● EXERCISE DATA
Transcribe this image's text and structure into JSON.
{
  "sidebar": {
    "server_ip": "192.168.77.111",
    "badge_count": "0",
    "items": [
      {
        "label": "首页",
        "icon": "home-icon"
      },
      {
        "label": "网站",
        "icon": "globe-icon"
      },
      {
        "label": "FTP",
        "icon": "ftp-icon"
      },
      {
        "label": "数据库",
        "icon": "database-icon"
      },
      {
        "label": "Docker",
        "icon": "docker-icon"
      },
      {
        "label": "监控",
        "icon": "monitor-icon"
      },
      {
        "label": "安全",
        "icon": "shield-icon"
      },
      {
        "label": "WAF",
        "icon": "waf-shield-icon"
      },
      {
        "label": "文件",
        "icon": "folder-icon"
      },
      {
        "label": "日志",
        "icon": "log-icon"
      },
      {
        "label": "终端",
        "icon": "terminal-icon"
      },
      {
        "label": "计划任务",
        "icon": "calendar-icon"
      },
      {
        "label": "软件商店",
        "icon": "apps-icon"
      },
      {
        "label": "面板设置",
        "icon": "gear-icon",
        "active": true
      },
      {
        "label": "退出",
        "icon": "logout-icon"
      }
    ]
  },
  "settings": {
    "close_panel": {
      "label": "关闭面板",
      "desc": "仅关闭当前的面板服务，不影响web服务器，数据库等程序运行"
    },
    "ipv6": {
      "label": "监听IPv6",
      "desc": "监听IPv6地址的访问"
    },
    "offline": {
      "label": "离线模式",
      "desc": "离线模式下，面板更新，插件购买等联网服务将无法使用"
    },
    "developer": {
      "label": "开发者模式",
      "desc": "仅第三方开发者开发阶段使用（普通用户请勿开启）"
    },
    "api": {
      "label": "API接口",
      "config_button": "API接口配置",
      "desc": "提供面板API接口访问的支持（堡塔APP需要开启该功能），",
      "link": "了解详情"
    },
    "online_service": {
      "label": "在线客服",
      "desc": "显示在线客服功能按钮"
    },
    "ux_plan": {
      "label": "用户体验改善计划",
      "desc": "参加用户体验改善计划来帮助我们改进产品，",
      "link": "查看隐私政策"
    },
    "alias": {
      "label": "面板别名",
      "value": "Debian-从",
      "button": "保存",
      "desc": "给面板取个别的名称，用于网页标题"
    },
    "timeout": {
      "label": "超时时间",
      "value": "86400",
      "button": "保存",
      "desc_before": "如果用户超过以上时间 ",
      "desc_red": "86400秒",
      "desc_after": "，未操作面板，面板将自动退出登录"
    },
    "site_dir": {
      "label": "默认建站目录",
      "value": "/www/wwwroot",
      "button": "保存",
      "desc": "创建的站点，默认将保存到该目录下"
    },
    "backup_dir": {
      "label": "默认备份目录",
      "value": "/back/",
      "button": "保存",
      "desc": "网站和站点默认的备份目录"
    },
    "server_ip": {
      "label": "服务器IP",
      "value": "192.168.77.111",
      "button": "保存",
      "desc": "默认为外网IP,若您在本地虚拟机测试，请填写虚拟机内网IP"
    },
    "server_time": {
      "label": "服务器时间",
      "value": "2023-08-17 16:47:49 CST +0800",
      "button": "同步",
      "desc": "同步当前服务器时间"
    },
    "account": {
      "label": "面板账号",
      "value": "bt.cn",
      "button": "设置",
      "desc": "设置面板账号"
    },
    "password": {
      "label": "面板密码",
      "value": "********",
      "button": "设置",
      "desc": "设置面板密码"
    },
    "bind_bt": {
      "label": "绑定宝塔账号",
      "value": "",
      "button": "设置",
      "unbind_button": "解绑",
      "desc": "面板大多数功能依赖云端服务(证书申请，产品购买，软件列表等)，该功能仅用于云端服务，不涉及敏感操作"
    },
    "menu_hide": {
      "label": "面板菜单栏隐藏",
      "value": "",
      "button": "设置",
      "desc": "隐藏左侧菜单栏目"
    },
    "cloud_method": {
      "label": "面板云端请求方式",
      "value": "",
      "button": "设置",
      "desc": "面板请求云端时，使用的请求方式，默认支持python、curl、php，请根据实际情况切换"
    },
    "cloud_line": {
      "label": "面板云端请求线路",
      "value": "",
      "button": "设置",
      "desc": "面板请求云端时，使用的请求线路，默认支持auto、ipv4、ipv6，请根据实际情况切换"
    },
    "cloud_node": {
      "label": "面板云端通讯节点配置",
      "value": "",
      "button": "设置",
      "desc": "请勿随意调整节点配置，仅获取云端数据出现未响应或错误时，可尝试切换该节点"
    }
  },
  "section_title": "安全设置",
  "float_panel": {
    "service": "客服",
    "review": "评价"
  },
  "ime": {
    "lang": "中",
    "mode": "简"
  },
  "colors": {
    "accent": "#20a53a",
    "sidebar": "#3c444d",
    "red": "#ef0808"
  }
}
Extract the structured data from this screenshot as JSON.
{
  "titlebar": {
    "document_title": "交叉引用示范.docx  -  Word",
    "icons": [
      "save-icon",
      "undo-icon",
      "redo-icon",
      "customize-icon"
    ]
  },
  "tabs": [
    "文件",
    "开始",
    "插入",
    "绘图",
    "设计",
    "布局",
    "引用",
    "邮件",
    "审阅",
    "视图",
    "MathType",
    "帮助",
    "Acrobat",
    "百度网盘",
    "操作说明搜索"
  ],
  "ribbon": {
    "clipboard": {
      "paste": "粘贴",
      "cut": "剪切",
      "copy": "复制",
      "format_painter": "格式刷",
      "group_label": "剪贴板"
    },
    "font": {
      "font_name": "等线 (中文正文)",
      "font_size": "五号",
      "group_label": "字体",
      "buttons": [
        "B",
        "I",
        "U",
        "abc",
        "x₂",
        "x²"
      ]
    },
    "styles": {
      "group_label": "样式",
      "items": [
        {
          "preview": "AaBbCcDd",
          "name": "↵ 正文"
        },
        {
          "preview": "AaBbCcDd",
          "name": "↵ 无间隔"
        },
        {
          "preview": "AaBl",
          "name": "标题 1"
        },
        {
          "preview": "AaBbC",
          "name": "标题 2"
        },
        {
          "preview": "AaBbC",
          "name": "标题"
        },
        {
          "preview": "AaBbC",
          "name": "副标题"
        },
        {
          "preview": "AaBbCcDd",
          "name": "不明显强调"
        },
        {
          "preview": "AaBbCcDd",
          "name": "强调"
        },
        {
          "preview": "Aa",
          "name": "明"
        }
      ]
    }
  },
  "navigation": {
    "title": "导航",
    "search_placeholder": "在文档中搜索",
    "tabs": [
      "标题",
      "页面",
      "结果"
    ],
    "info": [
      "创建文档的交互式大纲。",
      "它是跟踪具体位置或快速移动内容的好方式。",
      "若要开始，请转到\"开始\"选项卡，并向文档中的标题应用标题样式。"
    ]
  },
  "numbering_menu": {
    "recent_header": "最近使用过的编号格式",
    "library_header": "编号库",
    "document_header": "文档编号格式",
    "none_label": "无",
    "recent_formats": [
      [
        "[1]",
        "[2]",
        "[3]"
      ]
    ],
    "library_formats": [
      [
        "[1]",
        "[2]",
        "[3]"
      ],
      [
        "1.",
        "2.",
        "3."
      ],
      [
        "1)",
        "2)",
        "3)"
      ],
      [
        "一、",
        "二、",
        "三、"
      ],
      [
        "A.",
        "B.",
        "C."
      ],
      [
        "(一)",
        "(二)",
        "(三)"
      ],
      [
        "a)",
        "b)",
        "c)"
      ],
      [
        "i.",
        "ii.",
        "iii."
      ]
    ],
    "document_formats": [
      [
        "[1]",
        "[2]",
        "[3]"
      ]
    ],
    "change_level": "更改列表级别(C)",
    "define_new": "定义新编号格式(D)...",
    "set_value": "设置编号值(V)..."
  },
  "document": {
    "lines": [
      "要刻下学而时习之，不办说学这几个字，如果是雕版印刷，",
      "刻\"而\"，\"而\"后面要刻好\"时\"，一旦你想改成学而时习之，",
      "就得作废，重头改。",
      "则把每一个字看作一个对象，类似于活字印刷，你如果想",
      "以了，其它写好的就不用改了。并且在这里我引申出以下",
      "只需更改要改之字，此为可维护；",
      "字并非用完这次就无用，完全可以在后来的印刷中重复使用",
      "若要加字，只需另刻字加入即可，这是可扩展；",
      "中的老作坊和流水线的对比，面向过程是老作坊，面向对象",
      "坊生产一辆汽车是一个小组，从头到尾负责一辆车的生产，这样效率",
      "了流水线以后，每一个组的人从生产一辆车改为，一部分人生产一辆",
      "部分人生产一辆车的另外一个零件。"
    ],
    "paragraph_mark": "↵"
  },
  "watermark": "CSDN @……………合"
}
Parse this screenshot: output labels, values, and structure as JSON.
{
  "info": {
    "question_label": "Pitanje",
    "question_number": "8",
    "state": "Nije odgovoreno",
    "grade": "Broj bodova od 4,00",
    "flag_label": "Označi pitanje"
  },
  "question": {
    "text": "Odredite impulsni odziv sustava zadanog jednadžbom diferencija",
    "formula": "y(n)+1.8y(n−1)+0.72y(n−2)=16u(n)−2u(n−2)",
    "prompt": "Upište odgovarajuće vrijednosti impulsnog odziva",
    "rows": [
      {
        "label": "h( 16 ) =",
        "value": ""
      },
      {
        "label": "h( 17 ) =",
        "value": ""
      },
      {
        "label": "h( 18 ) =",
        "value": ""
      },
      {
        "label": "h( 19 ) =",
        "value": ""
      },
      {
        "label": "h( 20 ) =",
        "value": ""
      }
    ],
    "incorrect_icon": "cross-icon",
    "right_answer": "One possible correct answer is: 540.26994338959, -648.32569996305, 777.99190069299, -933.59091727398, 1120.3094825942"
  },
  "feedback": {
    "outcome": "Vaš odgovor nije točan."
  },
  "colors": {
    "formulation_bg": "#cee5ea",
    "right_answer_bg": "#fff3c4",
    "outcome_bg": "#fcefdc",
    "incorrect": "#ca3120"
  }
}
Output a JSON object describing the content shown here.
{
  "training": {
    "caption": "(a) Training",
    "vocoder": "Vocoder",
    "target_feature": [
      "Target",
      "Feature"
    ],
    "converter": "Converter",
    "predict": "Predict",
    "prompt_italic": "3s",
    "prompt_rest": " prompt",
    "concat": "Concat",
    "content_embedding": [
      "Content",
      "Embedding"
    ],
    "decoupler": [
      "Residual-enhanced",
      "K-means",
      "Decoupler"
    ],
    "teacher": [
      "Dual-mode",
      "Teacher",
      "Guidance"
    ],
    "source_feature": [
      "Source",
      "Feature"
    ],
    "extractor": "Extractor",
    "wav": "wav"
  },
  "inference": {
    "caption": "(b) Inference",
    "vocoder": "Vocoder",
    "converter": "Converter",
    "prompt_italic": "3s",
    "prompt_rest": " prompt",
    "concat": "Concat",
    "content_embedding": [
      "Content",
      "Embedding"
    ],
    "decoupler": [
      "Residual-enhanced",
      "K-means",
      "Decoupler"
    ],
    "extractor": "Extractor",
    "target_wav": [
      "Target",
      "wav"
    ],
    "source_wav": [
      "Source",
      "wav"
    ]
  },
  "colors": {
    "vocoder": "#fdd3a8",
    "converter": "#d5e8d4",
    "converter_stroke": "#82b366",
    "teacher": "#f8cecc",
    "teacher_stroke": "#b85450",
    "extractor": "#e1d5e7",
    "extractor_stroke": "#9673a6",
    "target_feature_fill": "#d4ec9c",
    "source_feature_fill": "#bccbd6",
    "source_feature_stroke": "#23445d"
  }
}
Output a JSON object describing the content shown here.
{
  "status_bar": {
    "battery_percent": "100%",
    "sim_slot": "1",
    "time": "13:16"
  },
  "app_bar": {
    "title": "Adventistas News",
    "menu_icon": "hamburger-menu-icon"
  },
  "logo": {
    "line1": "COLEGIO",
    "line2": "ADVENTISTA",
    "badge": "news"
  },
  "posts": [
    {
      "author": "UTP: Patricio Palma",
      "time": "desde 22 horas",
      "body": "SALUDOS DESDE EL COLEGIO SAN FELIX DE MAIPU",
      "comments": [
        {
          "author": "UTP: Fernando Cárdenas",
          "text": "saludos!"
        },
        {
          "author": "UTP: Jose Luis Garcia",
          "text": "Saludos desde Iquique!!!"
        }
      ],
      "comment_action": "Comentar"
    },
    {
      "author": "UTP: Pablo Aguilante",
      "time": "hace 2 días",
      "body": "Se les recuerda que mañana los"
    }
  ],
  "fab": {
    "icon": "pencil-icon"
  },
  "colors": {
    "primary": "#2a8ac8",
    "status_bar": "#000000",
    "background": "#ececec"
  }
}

● WHAT YOU NEED TO DO
Show each line of the data that contains the string "body".

● CORRECT ANSWER
      "body": "SALUDOS DESDE EL COLEGIO SAN FELIX DE MAIPU",
      "body": "Se les recuerda que mañana los"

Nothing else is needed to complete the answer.